▶ _What this task involves_
Write the listing below out again exactly, dropping the images.
# # # #
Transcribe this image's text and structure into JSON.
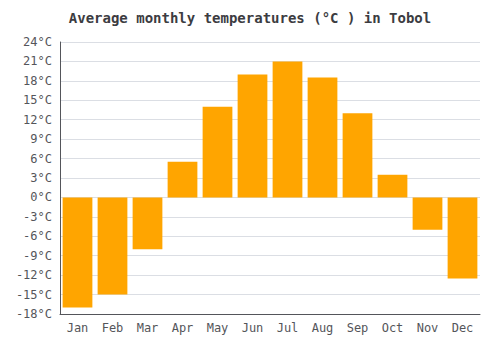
{
  "chart_data": {
    "type": "bar",
    "title": "Average monthly temperatures (°C ) in Tobol",
    "categories": [
      "Jan",
      "Feb",
      "Mar",
      "Apr",
      "May",
      "Jun",
      "Jul",
      "Aug",
      "Sep",
      "Oct",
      "Nov",
      "Dec"
    ],
    "values": [
      -17,
      -15,
      -8,
      5.5,
      14,
      19,
      21,
      18.5,
      13,
      3.5,
      -5,
      -12.5
    ],
    "color": "#FFA500",
    "ylim": [
      -18,
      24
    ],
    "yticks": [
      {
        "value": -18,
        "label": "-18°C"
      },
      {
        "value": -15,
        "label": "-15°C"
      },
      {
        "value": -12,
        "label": "-12°C"
      },
      {
        "value": -9,
        "label": "-9°C"
      },
      {
        "value": -6,
        "label": "-6°C"
      },
      {
        "value": -3,
        "label": "-3°C"
      },
      {
        "value": 0,
        "label": "0°C"
      },
      {
        "value": 3,
        "label": "3°C"
      },
      {
        "value": 6,
        "label": "6°C"
      },
      {
        "value": 9,
        "label": "9°C"
      },
      {
        "value": 12,
        "label": "12°C"
      },
      {
        "value": 15,
        "label": "15°C"
      },
      {
        "value": 18,
        "label": "18°C"
      },
      {
        "value": 21,
        "label": "21°C"
      },
      {
        "value": 24,
        "label": "24°C"
      }
    ],
    "grid": true
  }
}
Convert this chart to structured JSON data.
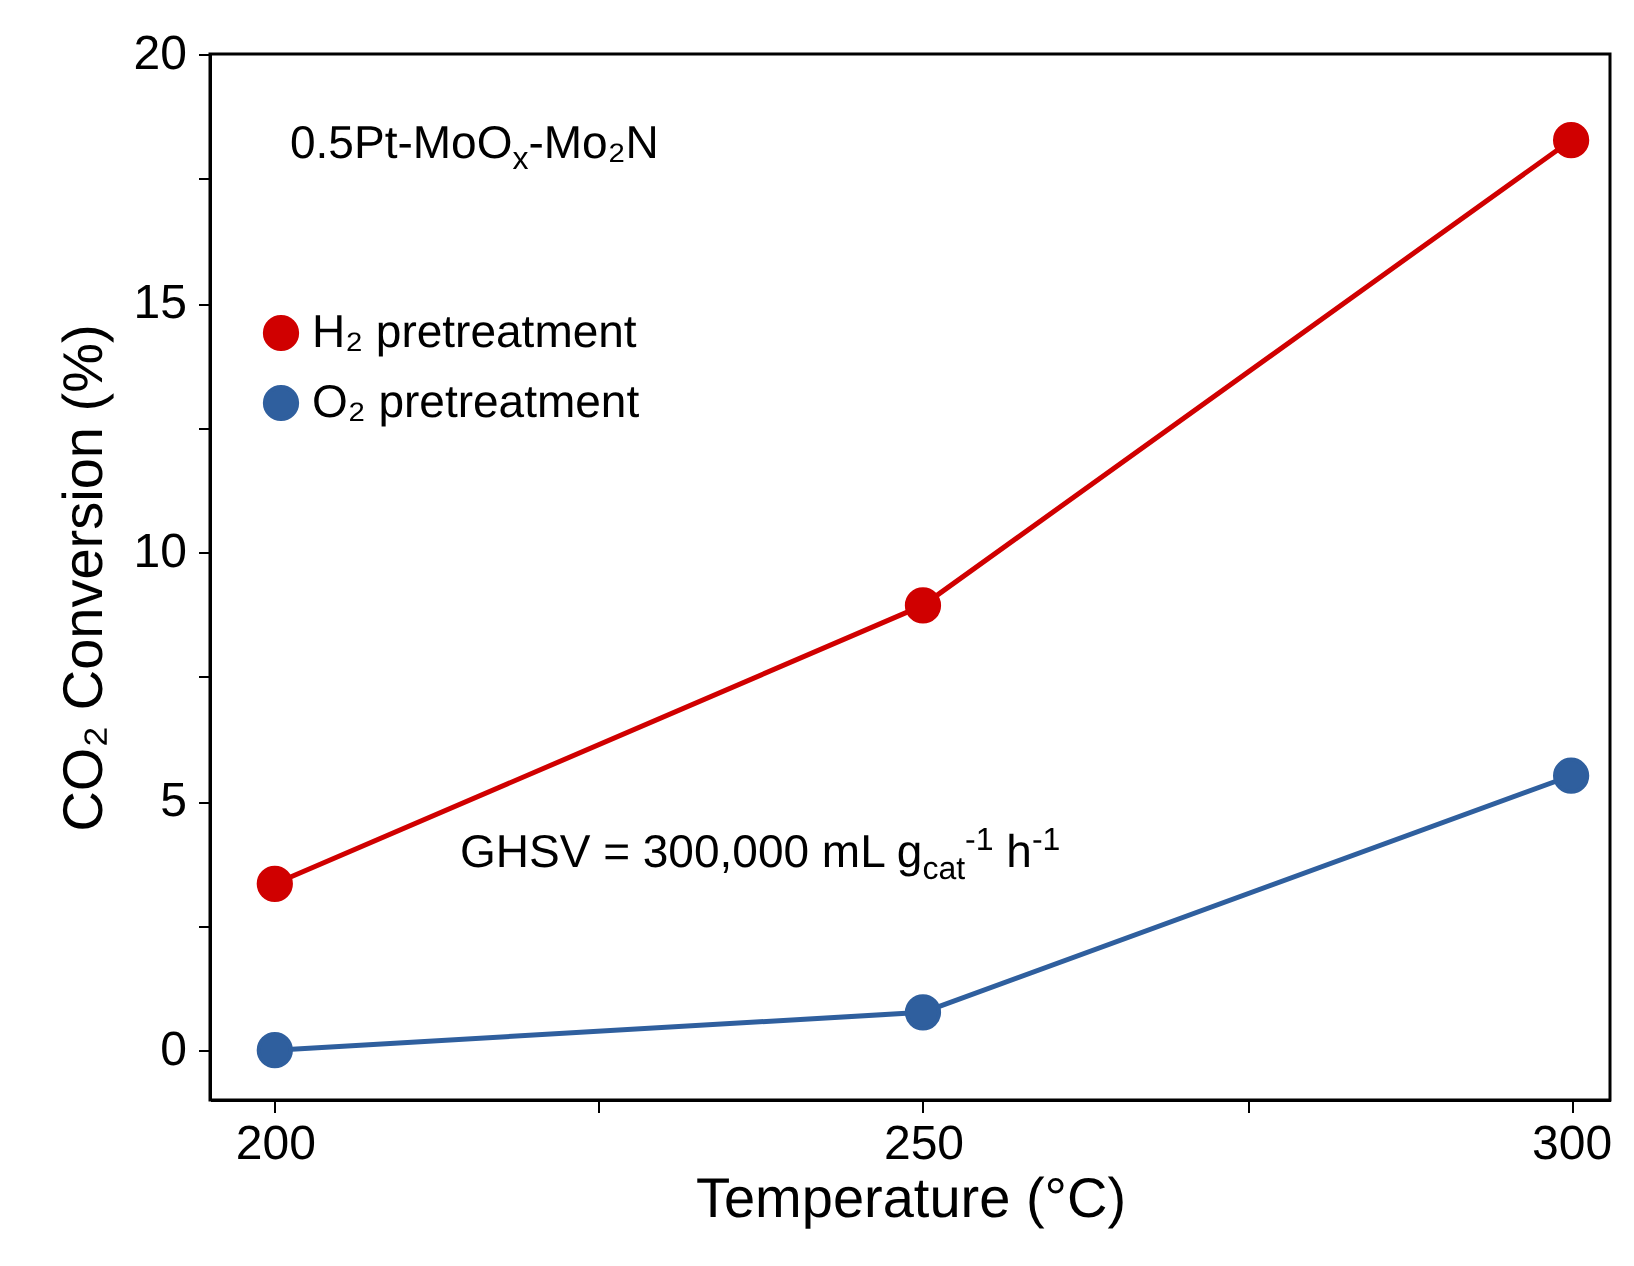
{
  "chart_data": {
    "type": "line",
    "xlabel": "Temperature (°C)",
    "ylabel": "CO₂ Conversion (%)",
    "x": [
      200,
      250,
      300
    ],
    "series": [
      {
        "name": "H₂ pretreatment",
        "color": "#d00000",
        "values": [
          3.34,
          8.93,
          18.27
        ]
      },
      {
        "name": "O₂ pretreatment",
        "color": "#2f5f9e",
        "values": [
          0,
          0.76,
          5.51
        ]
      }
    ],
    "xlim": [
      195,
      303
    ],
    "xticks": [
      200,
      {
        "value": 225,
        "label": null
      },
      250,
      {
        "value": 275,
        "label": null
      },
      300
    ],
    "ylim": [
      -1,
      20
    ],
    "yticks": [
      0,
      {
        "value": 2.5,
        "label": null
      },
      5,
      {
        "value": 7.5,
        "label": null
      },
      10,
      {
        "value": 12.5,
        "label": null
      },
      15,
      {
        "value": 17.5,
        "label": null
      },
      20
    ],
    "grid": false,
    "legend": "top left",
    "marker": "circle",
    "line_style": "solid",
    "annotations": [
      "0.5Pt-MoO$_{x}$-Mo₂N",
      "GHSV = 300,000 mL g$_{cat}$$^{-1}$ h$^{-1}$"
    ]
  }
}
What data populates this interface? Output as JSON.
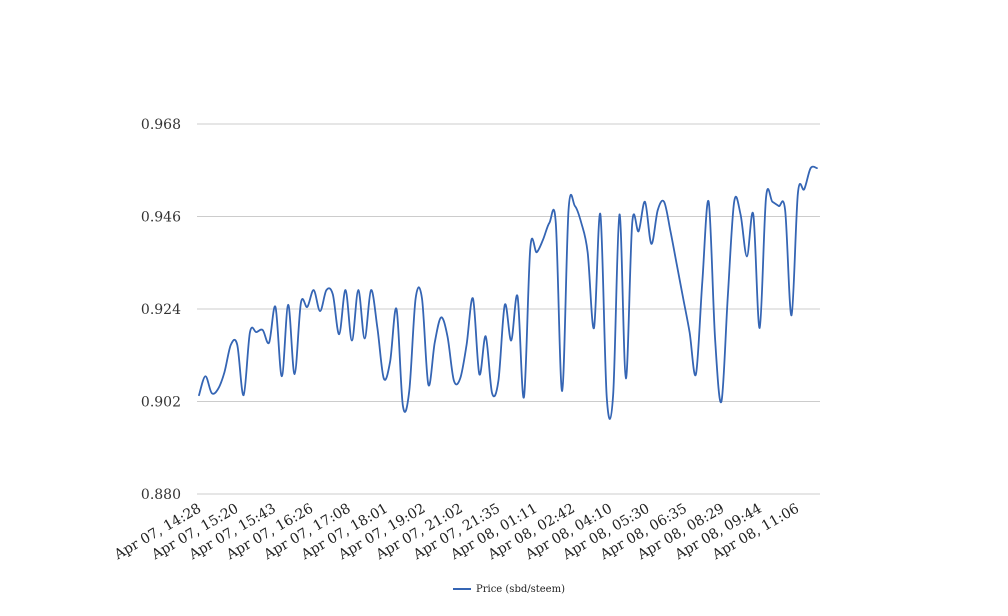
{
  "chart_data": {
    "type": "line",
    "title": "",
    "xlabel": "",
    "ylabel": "",
    "ylim": [
      0.88,
      0.968
    ],
    "yticks": [
      "0.880",
      "0.902",
      "0.924",
      "0.946",
      "0.968"
    ],
    "ytick_values": [
      0.88,
      0.902,
      0.924,
      0.946,
      0.968
    ],
    "xtick_labels": [
      "Apr 07, 14:28",
      "Apr 07, 15:20",
      "Apr 07, 15:43",
      "Apr 07, 16:26",
      "Apr 07, 17:08",
      "Apr 07, 18:01",
      "Apr 07, 19:02",
      "Apr 07, 21:02",
      "Apr 07, 21:35",
      "Apr 08, 01:11",
      "Apr 08, 02:42",
      "Apr 08, 04:10",
      "Apr 08, 05:30",
      "Apr 08, 06:35",
      "Apr 08, 08:29",
      "Apr 08, 09:44",
      "Apr 08, 11:06"
    ],
    "grid": true,
    "legend": "bottom",
    "colors": {
      "series": "#3565b4",
      "grid": "#cccccc",
      "text": "#333333"
    },
    "series": [
      {
        "name": "Price (sbd/steem)",
        "values": [
          0.9035,
          0.908,
          0.904,
          0.905,
          0.909,
          0.9155,
          0.9155,
          0.9035,
          0.9185,
          0.9185,
          0.919,
          0.916,
          0.9245,
          0.908,
          0.925,
          0.9085,
          0.9255,
          0.9245,
          0.9285,
          0.9235,
          0.9285,
          0.9275,
          0.918,
          0.9285,
          0.9165,
          0.9285,
          0.917,
          0.9285,
          0.9195,
          0.9075,
          0.9115,
          0.924,
          0.901,
          0.9045,
          0.9265,
          0.9265,
          0.906,
          0.916,
          0.922,
          0.9175,
          0.907,
          0.9075,
          0.9155,
          0.9265,
          0.9085,
          0.9175,
          0.904,
          0.907,
          0.925,
          0.9165,
          0.927,
          0.903,
          0.9385,
          0.9375,
          0.9405,
          0.9445,
          0.9445,
          0.9045,
          0.9475,
          0.9485,
          0.9445,
          0.9375,
          0.9195,
          0.9465,
          0.903,
          0.9035,
          0.9465,
          0.9075,
          0.9445,
          0.9425,
          0.9495,
          0.9395,
          0.9475,
          0.9495,
          0.9425,
          0.9345,
          0.9265,
          0.9185,
          0.9085,
          0.9305,
          0.9495,
          0.917,
          0.902,
          0.927,
          0.9495,
          0.9465,
          0.9365,
          0.9465,
          0.9195,
          0.9505,
          0.9495,
          0.9485,
          0.9475,
          0.9225,
          0.9515,
          0.9525,
          0.9575,
          0.9575
        ]
      }
    ]
  }
}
# # # #
▶ _The answer_
Transcribe this image's text and structure into JSON.
{
  "chart_data": {
    "type": "bar",
    "title": "Average monthly temperatures (°C ) in Tobol",
    "categories": [
      "Jan",
      "Feb",
      "Mar",
      "Apr",
      "May",
      "Jun",
      "Jul",
      "Aug",
      "Sep",
      "Oct",
      "Nov",
      "Dec"
    ],
    "values": [
      -17,
      -15,
      -8,
      5.5,
      14,
      19,
      21,
      18.5,
      13,
      3.5,
      -5,
      -12.5
    ],
    "color": "#FFA500",
    "ylim": [
      -18,
      24
    ],
    "yticks": [
      {
        "value": -18,
        "label": "-18°C"
      },
      {
        "value": -15,
        "label": "-15°C"
      },
      {
        "value": -12,
        "label": "-12°C"
      },
      {
        "value": -9,
        "label": "-9°C"
      },
      {
        "value": -6,
        "label": "-6°C"
      },
      {
        "value": -3,
        "label": "-3°C"
      },
      {
        "value": 0,
        "label": "0°C"
      },
      {
        "value": 3,
        "label": "3°C"
      },
      {
        "value": 6,
        "label": "6°C"
      },
      {
        "value": 9,
        "label": "9°C"
      },
      {
        "value": 12,
        "label": "12°C"
      },
      {
        "value": 15,
        "label": "15°C"
      },
      {
        "value": 18,
        "label": "18°C"
      },
      {
        "value": 21,
        "label": "21°C"
      },
      {
        "value": 24,
        "label": "24°C"
      }
    ],
    "grid": true
  }
}
Convert this chart to structured JSON data.
{
  "chart_data": {
    "type": "line",
    "xlabel": "Temperature (°C)",
    "ylabel": "CO₂ Conversion (%)",
    "x": [
      200,
      250,
      300
    ],
    "series": [
      {
        "name": "H₂ pretreatment",
        "color": "#d00000",
        "values": [
          3.34,
          8.93,
          18.27
        ]
      },
      {
        "name": "O₂ pretreatment",
        "color": "#2f5f9e",
        "values": [
          0,
          0.76,
          5.51
        ]
      }
    ],
    "xlim": [
      195,
      303
    ],
    "xticks": [
      200,
      {
        "value": 225,
        "label": null
      },
      250,
      {
        "value": 275,
        "label": null
      },
      300
    ],
    "ylim": [
      -1,
      20
    ],
    "yticks": [
      0,
      {
        "value": 2.5,
        "label": null
      },
      5,
      {
        "value": 7.5,
        "label": null
      },
      10,
      {
        "value": 12.5,
        "label": null
      },
      15,
      {
        "value": 17.5,
        "label": null
      },
      20
    ],
    "grid": false,
    "legend": "top left",
    "marker": "circle",
    "line_style": "solid",
    "annotations": [
      "0.5Pt-MoO$_{x}$-Mo₂N",
      "GHSV = 300,000 mL g$_{cat}$$^{-1}$ h$^{-1}$"
    ]
  }
}
What data populates this interface? Output as JSON.
{
  "chart_data": {
    "type": "line",
    "title": "",
    "xlabel": "",
    "ylabel": "",
    "ylim": [
      0.88,
      0.968
    ],
    "yticks": [
      "0.880",
      "0.902",
      "0.924",
      "0.946",
      "0.968"
    ],
    "ytick_values": [
      0.88,
      0.902,
      0.924,
      0.946,
      0.968
    ],
    "xtick_labels": [
      "Apr 07, 14:28",
      "Apr 07, 15:20",
      "Apr 07, 15:43",
      "Apr 07, 16:26",
      "Apr 07, 17:08",
      "Apr 07, 18:01",
      "Apr 07, 19:02",
      "Apr 07, 21:02",
      "Apr 07, 21:35",
      "Apr 08, 01:11",
      "Apr 08, 02:42",
      "Apr 08, 04:10",
      "Apr 08, 05:30",
      "Apr 08, 06:35",
      "Apr 08, 08:29",
      "Apr 08, 09:44",
      "Apr 08, 11:06"
    ],
    "grid": true,
    "legend": "bottom",
    "colors": {
      "series": "#3565b4",
      "grid": "#cccccc",
      "text": "#333333"
    },
    "series": [
      {
        "name": "Price (sbd/steem)",
        "values": [
          0.9035,
          0.908,
          0.904,
          0.905,
          0.909,
          0.9155,
          0.9155,
          0.9035,
          0.9185,
          0.9185,
          0.919,
          0.916,
          0.9245,
          0.908,
          0.925,
          0.9085,
          0.9255,
          0.9245,
          0.9285,
          0.9235,
          0.9285,
          0.9275,
          0.918,
          0.9285,
          0.9165,
          0.9285,
          0.917,
          0.9285,
          0.9195,
          0.9075,
          0.9115,
          0.924,
          0.901,
          0.9045,
          0.9265,
          0.9265,
          0.906,
          0.916,
          0.922,
          0.9175,
          0.907,
          0.9075,
          0.9155,
          0.9265,
          0.9085,
          0.9175,
          0.904,
          0.907,
          0.925,
          0.9165,
          0.927,
          0.903,
          0.9385,
          0.9375,
          0.9405,
          0.9445,
          0.9445,
          0.9045,
          0.9475,
          0.9485,
          0.9445,
          0.9375,
          0.9195,
          0.9465,
          0.903,
          0.9035,
          0.9465,
          0.9075,
          0.9445,
          0.9425,
          0.9495,
          0.9395,
          0.9475,
          0.9495,
          0.9425,
          0.9345,
          0.9265,
          0.9185,
          0.9085,
          0.9305,
          0.9495,
          0.917,
          0.902,
          0.927,
          0.9495,
          0.9465,
          0.9365,
          0.9465,
          0.9195,
          0.9505,
          0.9495,
          0.9485,
          0.9475,
          0.9225,
          0.9515,
          0.9525,
          0.9575,
          0.9575
        ]
      }
    ]
  }
}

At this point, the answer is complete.